== GIVEN INFORMATION ==

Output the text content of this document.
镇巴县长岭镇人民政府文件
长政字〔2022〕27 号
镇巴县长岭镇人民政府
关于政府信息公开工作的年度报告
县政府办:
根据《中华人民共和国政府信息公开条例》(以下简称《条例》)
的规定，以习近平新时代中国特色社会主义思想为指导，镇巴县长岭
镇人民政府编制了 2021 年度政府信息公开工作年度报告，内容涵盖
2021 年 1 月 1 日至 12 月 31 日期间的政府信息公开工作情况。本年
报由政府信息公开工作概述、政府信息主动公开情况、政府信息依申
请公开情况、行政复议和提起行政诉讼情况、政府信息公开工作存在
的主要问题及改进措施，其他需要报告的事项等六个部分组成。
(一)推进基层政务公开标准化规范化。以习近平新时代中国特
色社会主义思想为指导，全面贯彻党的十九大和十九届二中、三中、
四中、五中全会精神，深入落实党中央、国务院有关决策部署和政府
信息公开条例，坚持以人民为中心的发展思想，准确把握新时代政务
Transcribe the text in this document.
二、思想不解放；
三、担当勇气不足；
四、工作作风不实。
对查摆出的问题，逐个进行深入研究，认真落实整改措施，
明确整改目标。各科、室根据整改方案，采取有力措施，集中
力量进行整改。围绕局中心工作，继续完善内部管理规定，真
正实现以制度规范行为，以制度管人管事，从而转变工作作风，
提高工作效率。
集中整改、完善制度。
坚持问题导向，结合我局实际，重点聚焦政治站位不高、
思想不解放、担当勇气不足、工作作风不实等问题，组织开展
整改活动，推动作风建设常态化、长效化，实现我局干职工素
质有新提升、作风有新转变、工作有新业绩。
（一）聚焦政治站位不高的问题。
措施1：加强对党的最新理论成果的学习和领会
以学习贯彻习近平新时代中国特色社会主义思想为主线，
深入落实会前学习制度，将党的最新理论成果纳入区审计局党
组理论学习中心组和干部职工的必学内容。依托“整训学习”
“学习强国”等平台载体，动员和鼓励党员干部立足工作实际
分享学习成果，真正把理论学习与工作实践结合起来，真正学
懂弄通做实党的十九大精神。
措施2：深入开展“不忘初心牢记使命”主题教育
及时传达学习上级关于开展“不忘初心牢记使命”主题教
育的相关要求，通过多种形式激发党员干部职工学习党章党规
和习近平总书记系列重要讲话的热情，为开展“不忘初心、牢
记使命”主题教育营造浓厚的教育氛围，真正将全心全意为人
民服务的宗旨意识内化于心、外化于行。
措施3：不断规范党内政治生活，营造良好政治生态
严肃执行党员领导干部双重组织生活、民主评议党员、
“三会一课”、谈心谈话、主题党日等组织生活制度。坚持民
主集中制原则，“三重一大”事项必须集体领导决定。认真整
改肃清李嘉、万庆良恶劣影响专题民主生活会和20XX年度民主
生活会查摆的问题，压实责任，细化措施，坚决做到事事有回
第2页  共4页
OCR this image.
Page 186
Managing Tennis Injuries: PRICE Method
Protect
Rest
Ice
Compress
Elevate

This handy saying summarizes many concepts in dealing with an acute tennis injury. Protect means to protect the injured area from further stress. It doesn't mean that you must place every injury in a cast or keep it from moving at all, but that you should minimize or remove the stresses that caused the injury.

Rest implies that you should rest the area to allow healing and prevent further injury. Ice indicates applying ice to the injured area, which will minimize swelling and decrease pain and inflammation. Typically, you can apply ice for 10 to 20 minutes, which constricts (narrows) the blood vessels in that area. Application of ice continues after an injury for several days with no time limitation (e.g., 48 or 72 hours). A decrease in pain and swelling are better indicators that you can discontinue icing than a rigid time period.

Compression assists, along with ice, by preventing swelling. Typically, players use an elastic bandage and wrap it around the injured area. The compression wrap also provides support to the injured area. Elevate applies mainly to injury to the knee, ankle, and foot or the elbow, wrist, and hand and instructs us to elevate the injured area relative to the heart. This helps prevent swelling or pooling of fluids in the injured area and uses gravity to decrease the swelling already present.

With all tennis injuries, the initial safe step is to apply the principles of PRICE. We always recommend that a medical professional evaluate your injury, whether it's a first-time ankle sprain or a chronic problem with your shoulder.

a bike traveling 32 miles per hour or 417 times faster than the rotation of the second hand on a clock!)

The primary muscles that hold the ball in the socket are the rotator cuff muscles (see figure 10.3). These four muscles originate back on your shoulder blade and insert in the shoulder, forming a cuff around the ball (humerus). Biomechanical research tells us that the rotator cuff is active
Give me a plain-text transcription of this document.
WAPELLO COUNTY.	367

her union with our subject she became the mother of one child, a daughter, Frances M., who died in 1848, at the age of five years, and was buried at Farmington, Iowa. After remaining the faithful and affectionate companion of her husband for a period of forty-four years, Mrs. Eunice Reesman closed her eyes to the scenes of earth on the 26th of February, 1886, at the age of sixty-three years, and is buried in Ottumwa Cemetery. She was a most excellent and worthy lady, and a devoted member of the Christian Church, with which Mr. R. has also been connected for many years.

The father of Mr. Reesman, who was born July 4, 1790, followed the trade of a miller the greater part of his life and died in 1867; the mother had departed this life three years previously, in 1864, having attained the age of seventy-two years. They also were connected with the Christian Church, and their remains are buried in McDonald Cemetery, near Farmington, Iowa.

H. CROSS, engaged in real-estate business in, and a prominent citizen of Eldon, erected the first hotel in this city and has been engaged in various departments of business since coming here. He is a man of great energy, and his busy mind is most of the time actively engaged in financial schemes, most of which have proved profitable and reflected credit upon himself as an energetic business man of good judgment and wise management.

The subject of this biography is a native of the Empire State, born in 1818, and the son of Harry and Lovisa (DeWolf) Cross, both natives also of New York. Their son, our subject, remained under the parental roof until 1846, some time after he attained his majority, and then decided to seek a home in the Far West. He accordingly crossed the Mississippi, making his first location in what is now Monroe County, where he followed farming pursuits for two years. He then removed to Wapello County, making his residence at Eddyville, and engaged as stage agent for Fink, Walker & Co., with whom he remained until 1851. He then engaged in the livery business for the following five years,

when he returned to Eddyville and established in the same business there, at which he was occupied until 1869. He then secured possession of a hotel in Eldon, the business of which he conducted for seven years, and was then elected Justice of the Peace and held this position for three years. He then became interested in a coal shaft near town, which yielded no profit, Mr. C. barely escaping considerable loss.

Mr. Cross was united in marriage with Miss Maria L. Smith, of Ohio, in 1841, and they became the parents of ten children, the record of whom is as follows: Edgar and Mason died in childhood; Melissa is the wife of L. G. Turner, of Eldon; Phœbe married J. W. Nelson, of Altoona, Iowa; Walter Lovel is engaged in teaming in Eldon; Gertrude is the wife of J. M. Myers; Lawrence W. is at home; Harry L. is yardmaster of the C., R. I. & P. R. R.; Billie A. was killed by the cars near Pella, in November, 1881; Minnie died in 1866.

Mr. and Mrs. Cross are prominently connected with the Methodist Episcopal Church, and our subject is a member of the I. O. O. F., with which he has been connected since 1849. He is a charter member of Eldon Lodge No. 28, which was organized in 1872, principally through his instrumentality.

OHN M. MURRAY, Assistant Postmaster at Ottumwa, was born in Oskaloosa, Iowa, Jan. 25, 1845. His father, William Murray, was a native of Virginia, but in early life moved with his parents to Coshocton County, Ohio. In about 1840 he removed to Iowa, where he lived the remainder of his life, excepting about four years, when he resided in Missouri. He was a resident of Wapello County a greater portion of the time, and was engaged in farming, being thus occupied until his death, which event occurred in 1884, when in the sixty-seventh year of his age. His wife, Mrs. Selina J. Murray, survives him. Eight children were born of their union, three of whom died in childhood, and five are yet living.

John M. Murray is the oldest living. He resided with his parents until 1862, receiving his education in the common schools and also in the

===

> _GIVEN TASK_
Write down the full listing again, exactly.

> _FULL ANSWER_
Output the text content of this document.
镇巴县长岭镇人民政府文件
长政字〔2022〕27 号
镇巴县长岭镇人民政府
关于政府信息公开工作的年度报告
县政府办:
根据《中华人民共和国政府信息公开条例》(以下简称《条例》)
的规定，以习近平新时代中国特色社会主义思想为指导，镇巴县长岭
镇人民政府编制了 2021 年度政府信息公开工作年度报告，内容涵盖
2021 年 1 月 1 日至 12 月 31 日期间的政府信息公开工作情况。本年
报由政府信息公开工作概述、政府信息主动公开情况、政府信息依申
请公开情况、行政复议和提起行政诉讼情况、政府信息公开工作存在
的主要问题及改进措施，其他需要报告的事项等六个部分组成。
(一)推进基层政务公开标准化规范化。以习近平新时代中国特
色社会主义思想为指导，全面贯彻党的十九大和十九届二中、三中、
四中、五中全会精神，深入落实党中央、国务院有关决策部署和政府
信息公开条例，坚持以人民为中心的发展思想，准确把握新时代政务
Transcribe the text in this document.
二、思想不解放；
三、担当勇气不足；
四、工作作风不实。
对查摆出的问题，逐个进行深入研究，认真落实整改措施，
明确整改目标。各科、室根据整改方案，采取有力措施，集中
力量进行整改。围绕局中心工作，继续完善内部管理规定，真
正实现以制度规范行为，以制度管人管事，从而转变工作作风，
提高工作效率。
集中整改、完善制度。
坚持问题导向，结合我局实际，重点聚焦政治站位不高、
思想不解放、担当勇气不足、工作作风不实等问题，组织开展
整改活动，推动作风建设常态化、长效化，实现我局干职工素
质有新提升、作风有新转变、工作有新业绩。
（一）聚焦政治站位不高的问题。
措施1：加强对党的最新理论成果的学习和领会
以学习贯彻习近平新时代中国特色社会主义思想为主线，
深入落实会前学习制度，将党的最新理论成果纳入区审计局党
组理论学习中心组和干部职工的必学内容。依托“整训学习”
“学习强国”等平台载体，动员和鼓励党员干部立足工作实际
分享学习成果，真正把理论学习与工作实践结合起来，真正学
懂弄通做实党的十九大精神。
措施2：深入开展“不忘初心牢记使命”主题教育
及时传达学习上级关于开展“不忘初心牢记使命”主题教
育的相关要求，通过多种形式激发党员干部职工学习党章党规
和习近平总书记系列重要讲话的热情，为开展“不忘初心、牢
记使命”主题教育营造浓厚的教育氛围，真正将全心全意为人
民服务的宗旨意识内化于心、外化于行。
措施3：不断规范党内政治生活，营造良好政治生态
严肃执行党员领导干部双重组织生活、民主评议党员、
“三会一课”、谈心谈话、主题党日等组织生活制度。坚持民
主集中制原则，“三重一大”事项必须集体领导决定。认真整
改肃清李嘉、万庆良恶劣影响专题民主生活会和20XX年度民主
生活会查摆的问题，压实责任，细化措施，坚决做到事事有回
第2页  共4页
OCR this image.
Page 186
Managing Tennis Injuries: PRICE Method
Protect
Rest
Ice
Compress
Elevate

This handy saying summarizes many concepts in dealing with an acute tennis injury. Protect means to protect the injured area from further stress. It doesn't mean that you must place every injury in a cast or keep it from moving at all, but that you should minimize or remove the stresses that caused the injury.

Rest implies that you should rest the area to allow healing and prevent further injury. Ice indicates applying ice to the injured area, which will minimize swelling and decrease pain and inflammation. Typically, you can apply ice for 10 to 20 minutes, which constricts (narrows) the blood vessels in that area. Application of ice continues after an injury for several days with no time limitation (e.g., 48 or 72 hours). A decrease in pain and swelling are better indicators that you can discontinue icing than a rigid time period.

Compression assists, along with ice, by preventing swelling. Typically, players use an elastic bandage and wrap it around the injured area. The compression wrap also provides support to the injured area. Elevate applies mainly to injury to the knee, ankle, and foot or the elbow, wrist, and hand and instructs us to elevate the injured area relative to the heart. This helps prevent swelling or pooling of fluids in the injured area and uses gravity to decrease the swelling already present.

With all tennis injuries, the initial safe step is to apply the principles of PRICE. We always recommend that a medical professional evaluate your injury, whether it's a first-time ankle sprain or a chronic problem with your shoulder.

a bike traveling 32 miles per hour or 417 times faster than the rotation of the second hand on a clock!)

The primary muscles that hold the ball in the socket are the rotator cuff muscles (see figure 10.3). These four muscles originate back on your shoulder blade and insert in the shoulder, forming a cuff around the ball (humerus). Biomechanical research tells us that the rotator cuff is active
Give me a plain-text transcription of this document.
WAPELLO COUNTY.	367

her union with our subject she became the mother of one child, a daughter, Frances M., who died in 1848, at the age of five years, and was buried at Farmington, Iowa. After remaining the faithful and affectionate companion of her husband for a period of forty-four years, Mrs. Eunice Reesman closed her eyes to the scenes of earth on the 26th of February, 1886, at the age of sixty-three years, and is buried in Ottumwa Cemetery. She was a most excellent and worthy lady, and a devoted member of the Christian Church, with which Mr. R. has also been connected for many years.

The father of Mr. Reesman, who was born July 4, 1790, followed the trade of a miller the greater part of his life and died in 1867; the mother had departed this life three years previously, in 1864, having attained the age of seventy-two years. They also were connected with the Christian Church, and their remains are buried in McDonald Cemetery, near Farmington, Iowa.

H. CROSS, engaged in real-estate business in, and a prominent citizen of Eldon, erected the first hotel in this city and has been engaged in various departments of business since coming here. He is a man of great energy, and his busy mind is most of the time actively engaged in financial schemes, most of which have proved profitable and reflected credit upon himself as an energetic business man of good judgment and wise management.

The subject of this biography is a native of the Empire State, born in 1818, and the son of Harry and Lovisa (DeWolf) Cross, both natives also of New York. Their son, our subject, remained under the parental roof until 1846, some time after he attained his majority, and then decided to seek a home in the Far West. He accordingly crossed the Mississippi, making his first location in what is now Monroe County, where he followed farming pursuits for two years. He then removed to Wapello County, making his residence at Eddyville, and engaged as stage agent for Fink, Walker & Co., with whom he remained until 1851. He then engaged in the livery business for the following five years,

when he returned to Eddyville and established in the same business there, at which he was occupied until 1869. He then secured possession of a hotel in Eldon, the business of which he conducted for seven years, and was then elected Justice of the Peace and held this position for three years. He then became interested in a coal shaft near town, which yielded no profit, Mr. C. barely escaping considerable loss.

Mr. Cross was united in marriage with Miss Maria L. Smith, of Ohio, in 1841, and they became the parents of ten children, the record of whom is as follows: Edgar and Mason died in childhood; Melissa is the wife of L. G. Turner, of Eldon; Phœbe married J. W. Nelson, of Altoona, Iowa; Walter Lovel is engaged in teaming in Eldon; Gertrude is the wife of J. M. Myers; Lawrence W. is at home; Harry L. is yardmaster of the C., R. I. & P. R. R.; Billie A. was killed by the cars near Pella, in November, 1881; Minnie died in 1866.

Mr. and Mrs. Cross are prominently connected with the Methodist Episcopal Church, and our subject is a member of the I. O. O. F., with which he has been connected since 1849. He is a charter member of Eldon Lodge No. 28, which was organized in 1872, principally through his instrumentality.

OHN M. MURRAY, Assistant Postmaster at Ottumwa, was born in Oskaloosa, Iowa, Jan. 25, 1845. His father, William Murray, was a native of Virginia, but in early life moved with his parents to Coshocton County, Ohio. In about 1840 he removed to Iowa, where he lived the remainder of his life, excepting about four years, when he resided in Missouri. He was a resident of Wapello County a greater portion of the time, and was engaged in farming, being thus occupied until his death, which event occurred in 1884, when in the sixty-seventh year of his age. His wife, Mrs. Selina J. Murray, survives him. Eight children were born of their union, three of whom died in childhood, and five are yet living.

John M. Murray is the oldest living. He resided with his parents until 1862, receiving his education in the common schools and also in the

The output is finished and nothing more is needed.